__What the exercise asks__
Return the full listing exactly as it is written.

— START OF Records for the task —

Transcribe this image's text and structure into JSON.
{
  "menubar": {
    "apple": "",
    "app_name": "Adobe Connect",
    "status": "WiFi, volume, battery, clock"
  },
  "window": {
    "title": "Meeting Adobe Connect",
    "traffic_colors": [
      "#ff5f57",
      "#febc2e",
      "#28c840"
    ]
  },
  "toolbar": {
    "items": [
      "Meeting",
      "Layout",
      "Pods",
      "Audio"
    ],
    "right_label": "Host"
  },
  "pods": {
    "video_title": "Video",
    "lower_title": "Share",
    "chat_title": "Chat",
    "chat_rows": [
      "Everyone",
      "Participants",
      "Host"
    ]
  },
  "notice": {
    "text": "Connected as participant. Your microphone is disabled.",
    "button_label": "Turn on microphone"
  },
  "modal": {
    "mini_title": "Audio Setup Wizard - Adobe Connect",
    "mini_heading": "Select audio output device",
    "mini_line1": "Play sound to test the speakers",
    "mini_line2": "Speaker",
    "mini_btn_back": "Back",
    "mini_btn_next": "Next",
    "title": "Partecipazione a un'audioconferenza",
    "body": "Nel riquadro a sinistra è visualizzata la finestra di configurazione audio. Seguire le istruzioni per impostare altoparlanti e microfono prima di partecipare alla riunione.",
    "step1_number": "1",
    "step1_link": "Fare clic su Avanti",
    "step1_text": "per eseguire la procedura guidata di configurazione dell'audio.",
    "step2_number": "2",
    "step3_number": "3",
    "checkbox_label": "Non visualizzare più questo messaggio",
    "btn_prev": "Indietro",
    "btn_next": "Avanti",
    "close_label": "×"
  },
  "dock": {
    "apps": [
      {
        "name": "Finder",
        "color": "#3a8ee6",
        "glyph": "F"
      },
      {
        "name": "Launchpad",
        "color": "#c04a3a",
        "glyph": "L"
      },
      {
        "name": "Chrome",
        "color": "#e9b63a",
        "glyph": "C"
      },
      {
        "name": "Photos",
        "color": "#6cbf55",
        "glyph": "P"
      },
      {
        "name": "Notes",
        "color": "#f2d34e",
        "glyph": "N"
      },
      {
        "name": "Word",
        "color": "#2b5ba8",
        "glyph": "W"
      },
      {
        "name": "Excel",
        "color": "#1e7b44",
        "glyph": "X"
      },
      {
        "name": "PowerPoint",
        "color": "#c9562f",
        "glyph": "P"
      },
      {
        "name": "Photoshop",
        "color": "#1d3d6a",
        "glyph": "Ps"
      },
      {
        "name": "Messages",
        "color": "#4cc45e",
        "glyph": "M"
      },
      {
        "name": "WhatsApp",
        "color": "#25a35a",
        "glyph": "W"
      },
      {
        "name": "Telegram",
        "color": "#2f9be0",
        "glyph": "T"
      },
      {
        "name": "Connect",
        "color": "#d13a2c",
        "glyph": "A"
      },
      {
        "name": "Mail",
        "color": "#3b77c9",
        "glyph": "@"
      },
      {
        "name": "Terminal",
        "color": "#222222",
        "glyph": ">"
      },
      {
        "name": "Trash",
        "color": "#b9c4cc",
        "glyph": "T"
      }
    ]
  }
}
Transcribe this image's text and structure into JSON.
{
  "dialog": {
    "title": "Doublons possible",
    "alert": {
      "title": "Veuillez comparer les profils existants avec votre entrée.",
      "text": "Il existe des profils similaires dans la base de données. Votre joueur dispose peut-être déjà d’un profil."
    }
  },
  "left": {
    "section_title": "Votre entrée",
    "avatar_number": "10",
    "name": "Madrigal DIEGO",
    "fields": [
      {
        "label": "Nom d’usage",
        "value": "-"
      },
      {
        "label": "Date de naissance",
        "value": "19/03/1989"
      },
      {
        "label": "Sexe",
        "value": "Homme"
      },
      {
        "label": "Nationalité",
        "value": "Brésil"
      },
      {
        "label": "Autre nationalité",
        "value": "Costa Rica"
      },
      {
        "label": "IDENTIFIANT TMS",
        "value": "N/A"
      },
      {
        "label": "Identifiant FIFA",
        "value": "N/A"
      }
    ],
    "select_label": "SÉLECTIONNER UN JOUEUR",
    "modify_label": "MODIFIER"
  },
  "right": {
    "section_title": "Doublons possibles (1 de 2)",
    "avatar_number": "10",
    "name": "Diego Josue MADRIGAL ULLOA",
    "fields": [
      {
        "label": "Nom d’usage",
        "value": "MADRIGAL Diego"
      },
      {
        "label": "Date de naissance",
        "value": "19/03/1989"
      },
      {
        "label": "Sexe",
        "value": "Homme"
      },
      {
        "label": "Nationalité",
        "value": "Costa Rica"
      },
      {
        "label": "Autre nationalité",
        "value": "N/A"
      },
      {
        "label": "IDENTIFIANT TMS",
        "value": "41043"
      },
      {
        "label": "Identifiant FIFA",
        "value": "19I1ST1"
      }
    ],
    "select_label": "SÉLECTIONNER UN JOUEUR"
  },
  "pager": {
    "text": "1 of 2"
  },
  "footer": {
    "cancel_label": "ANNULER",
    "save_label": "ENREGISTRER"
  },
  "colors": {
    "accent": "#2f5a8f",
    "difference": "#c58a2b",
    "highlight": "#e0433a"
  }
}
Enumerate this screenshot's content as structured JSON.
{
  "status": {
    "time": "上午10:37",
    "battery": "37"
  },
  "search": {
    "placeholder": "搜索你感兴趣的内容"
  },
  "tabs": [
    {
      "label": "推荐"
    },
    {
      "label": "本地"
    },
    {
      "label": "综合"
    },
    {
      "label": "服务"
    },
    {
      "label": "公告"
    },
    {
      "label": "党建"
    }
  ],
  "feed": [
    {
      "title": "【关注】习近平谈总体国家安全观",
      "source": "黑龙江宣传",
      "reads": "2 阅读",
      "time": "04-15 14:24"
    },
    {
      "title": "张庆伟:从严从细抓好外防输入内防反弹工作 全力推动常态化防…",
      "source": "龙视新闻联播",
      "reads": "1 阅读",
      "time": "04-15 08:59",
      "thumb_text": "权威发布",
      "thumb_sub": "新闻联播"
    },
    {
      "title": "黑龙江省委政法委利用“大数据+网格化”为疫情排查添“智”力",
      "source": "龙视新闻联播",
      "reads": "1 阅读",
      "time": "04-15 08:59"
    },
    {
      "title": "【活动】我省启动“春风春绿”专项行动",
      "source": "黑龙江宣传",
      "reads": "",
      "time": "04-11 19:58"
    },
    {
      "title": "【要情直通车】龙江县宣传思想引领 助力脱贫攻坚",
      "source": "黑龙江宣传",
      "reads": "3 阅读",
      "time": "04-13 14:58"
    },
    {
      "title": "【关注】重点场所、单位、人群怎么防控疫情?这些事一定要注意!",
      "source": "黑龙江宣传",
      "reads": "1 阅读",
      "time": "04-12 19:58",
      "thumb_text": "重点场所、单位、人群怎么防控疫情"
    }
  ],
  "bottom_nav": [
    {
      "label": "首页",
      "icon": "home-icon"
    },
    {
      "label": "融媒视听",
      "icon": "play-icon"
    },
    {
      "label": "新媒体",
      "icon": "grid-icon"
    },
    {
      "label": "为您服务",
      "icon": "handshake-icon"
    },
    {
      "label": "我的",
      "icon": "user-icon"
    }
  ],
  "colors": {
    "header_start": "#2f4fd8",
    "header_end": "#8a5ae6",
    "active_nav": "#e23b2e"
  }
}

— END OF Records for the task —

__Result of the task__
Transcribe this image's text and structure into JSON.
{
  "menubar": {
    "apple": "",
    "app_name": "Adobe Connect",
    "status": "WiFi, volume, battery, clock"
  },
  "window": {
    "title": "Meeting Adobe Connect",
    "traffic_colors": [
      "#ff5f57",
      "#febc2e",
      "#28c840"
    ]
  },
  "toolbar": {
    "items": [
      "Meeting",
      "Layout",
      "Pods",
      "Audio"
    ],
    "right_label": "Host"
  },
  "pods": {
    "video_title": "Video",
    "lower_title": "Share",
    "chat_title": "Chat",
    "chat_rows": [
      "Everyone",
      "Participants",
      "Host"
    ]
  },
  "notice": {
    "text": "Connected as participant. Your microphone is disabled.",
    "button_label": "Turn on microphone"
  },
  "modal": {
    "mini_title": "Audio Setup Wizard - Adobe Connect",
    "mini_heading": "Select audio output device",
    "mini_line1": "Play sound to test the speakers",
    "mini_line2": "Speaker",
    "mini_btn_back": "Back",
    "mini_btn_next": "Next",
    "title": "Partecipazione a un'audioconferenza",
    "body": "Nel riquadro a sinistra è visualizzata la finestra di configurazione audio. Seguire le istruzioni per impostare altoparlanti e microfono prima di partecipare alla riunione.",
    "step1_number": "1",
    "step1_link": "Fare clic su Avanti",
    "step1_text": "per eseguire la procedura guidata di configurazione dell'audio.",
    "step2_number": "2",
    "step3_number": "3",
    "checkbox_label": "Non visualizzare più questo messaggio",
    "btn_prev": "Indietro",
    "btn_next": "Avanti",
    "close_label": "×"
  },
  "dock": {
    "apps": [
      {
        "name": "Finder",
        "color": "#3a8ee6",
        "glyph": "F"
      },
      {
        "name": "Launchpad",
        "color": "#c04a3a",
        "glyph": "L"
      },
      {
        "name": "Chrome",
        "color": "#e9b63a",
        "glyph": "C"
      },
      {
        "name": "Photos",
        "color": "#6cbf55",
        "glyph": "P"
      },
      {
        "name": "Notes",
        "color": "#f2d34e",
        "glyph": "N"
      },
      {
        "name": "Word",
        "color": "#2b5ba8",
        "glyph": "W"
      },
      {
        "name": "Excel",
        "color": "#1e7b44",
        "glyph": "X"
      },
      {
        "name": "PowerPoint",
        "color": "#c9562f",
        "glyph": "P"
      },
      {
        "name": "Photoshop",
        "color": "#1d3d6a",
        "glyph": "Ps"
      },
      {
        "name": "Messages",
        "color": "#4cc45e",
        "glyph": "M"
      },
      {
        "name": "WhatsApp",
        "color": "#25a35a",
        "glyph": "W"
      },
      {
        "name": "Telegram",
        "color": "#2f9be0",
        "glyph": "T"
      },
      {
        "name": "Connect",
        "color": "#d13a2c",
        "glyph": "A"
      },
      {
        "name": "Mail",
        "color": "#3b77c9",
        "glyph": "@"
      },
      {
        "name": "Terminal",
        "color": "#222222",
        "glyph": ">"
      },
      {
        "name": "Trash",
        "color": "#b9c4cc",
        "glyph": "T"
      }
    ]
  }
}
Transcribe this image's text and structure into JSON.
{
  "dialog": {
    "title": "Doublons possible",
    "alert": {
      "title": "Veuillez comparer les profils existants avec votre entrée.",
      "text": "Il existe des profils similaires dans la base de données. Votre joueur dispose peut-être déjà d’un profil."
    }
  },
  "left": {
    "section_title": "Votre entrée",
    "avatar_number": "10",
    "name": "Madrigal DIEGO",
    "fields": [
      {
        "label": "Nom d’usage",
        "value": "-"
      },
      {
        "label": "Date de naissance",
        "value": "19/03/1989"
      },
      {
        "label": "Sexe",
        "value": "Homme"
      },
      {
        "label": "Nationalité",
        "value": "Brésil"
      },
      {
        "label": "Autre nationalité",
        "value": "Costa Rica"
      },
      {
        "label": "IDENTIFIANT TMS",
        "value": "N/A"
      },
      {
        "label": "Identifiant FIFA",
        "value": "N/A"
      }
    ],
    "select_label": "SÉLECTIONNER UN JOUEUR",
    "modify_label": "MODIFIER"
  },
  "right": {
    "section_title": "Doublons possibles (1 de 2)",
    "avatar_number": "10",
    "name": "Diego Josue MADRIGAL ULLOA",
    "fields": [
      {
        "label": "Nom d’usage",
        "value": "MADRIGAL Diego"
      },
      {
        "label": "Date de naissance",
        "value": "19/03/1989"
      },
      {
        "label": "Sexe",
        "value": "Homme"
      },
      {
        "label": "Nationalité",
        "value": "Costa Rica"
      },
      {
        "label": "Autre nationalité",
        "value": "N/A"
      },
      {
        "label": "IDENTIFIANT TMS",
        "value": "41043"
      },
      {
        "label": "Identifiant FIFA",
        "value": "19I1ST1"
      }
    ],
    "select_label": "SÉLECTIONNER UN JOUEUR"
  },
  "pager": {
    "text": "1 of 2"
  },
  "footer": {
    "cancel_label": "ANNULER",
    "save_label": "ENREGISTRER"
  },
  "colors": {
    "accent": "#2f5a8f",
    "difference": "#c58a2b",
    "highlight": "#e0433a"
  }
}
Enumerate this screenshot's content as structured JSON.
{
  "status": {
    "time": "上午10:37",
    "battery": "37"
  },
  "search": {
    "placeholder": "搜索你感兴趣的内容"
  },
  "tabs": [
    {
      "label": "推荐"
    },
    {
      "label": "本地"
    },
    {
      "label": "综合"
    },
    {
      "label": "服务"
    },
    {
      "label": "公告"
    },
    {
      "label": "党建"
    }
  ],
  "feed": [
    {
      "title": "【关注】习近平谈总体国家安全观",
      "source": "黑龙江宣传",
      "reads": "2 阅读",
      "time": "04-15 14:24"
    },
    {
      "title": "张庆伟:从严从细抓好外防输入内防反弹工作 全力推动常态化防…",
      "source": "龙视新闻联播",
      "reads": "1 阅读",
      "time": "04-15 08:59",
      "thumb_text": "权威发布",
      "thumb_sub": "新闻联播"
    },
    {
      "title": "黑龙江省委政法委利用“大数据+网格化”为疫情排查添“智”力",
      "source": "龙视新闻联播",
      "reads": "1 阅读",
      "time": "04-15 08:59"
    },
    {
      "title": "【活动】我省启动“春风春绿”专项行动",
      "source": "黑龙江宣传",
      "reads": "",
      "time": "04-11 19:58"
    },
    {
      "title": "【要情直通车】龙江县宣传思想引领 助力脱贫攻坚",
      "source": "黑龙江宣传",
      "reads": "3 阅读",
      "time": "04-13 14:58"
    },
    {
      "title": "【关注】重点场所、单位、人群怎么防控疫情?这些事一定要注意!",
      "source": "黑龙江宣传",
      "reads": "1 阅读",
      "time": "04-12 19:58",
      "thumb_text": "重点场所、单位、人群怎么防控疫情"
    }
  ],
  "bottom_nav": [
    {
      "label": "首页",
      "icon": "home-icon"
    },
    {
      "label": "融媒视听",
      "icon": "play-icon"
    },
    {
      "label": "新媒体",
      "icon": "grid-icon"
    },
    {
      "label": "为您服务",
      "icon": "handshake-icon"
    },
    {
      "label": "我的",
      "icon": "user-icon"
    }
  ],
  "colors": {
    "header_start": "#2f4fd8",
    "header_end": "#8a5ae6",
    "active_nav": "#e23b2e"
  }
}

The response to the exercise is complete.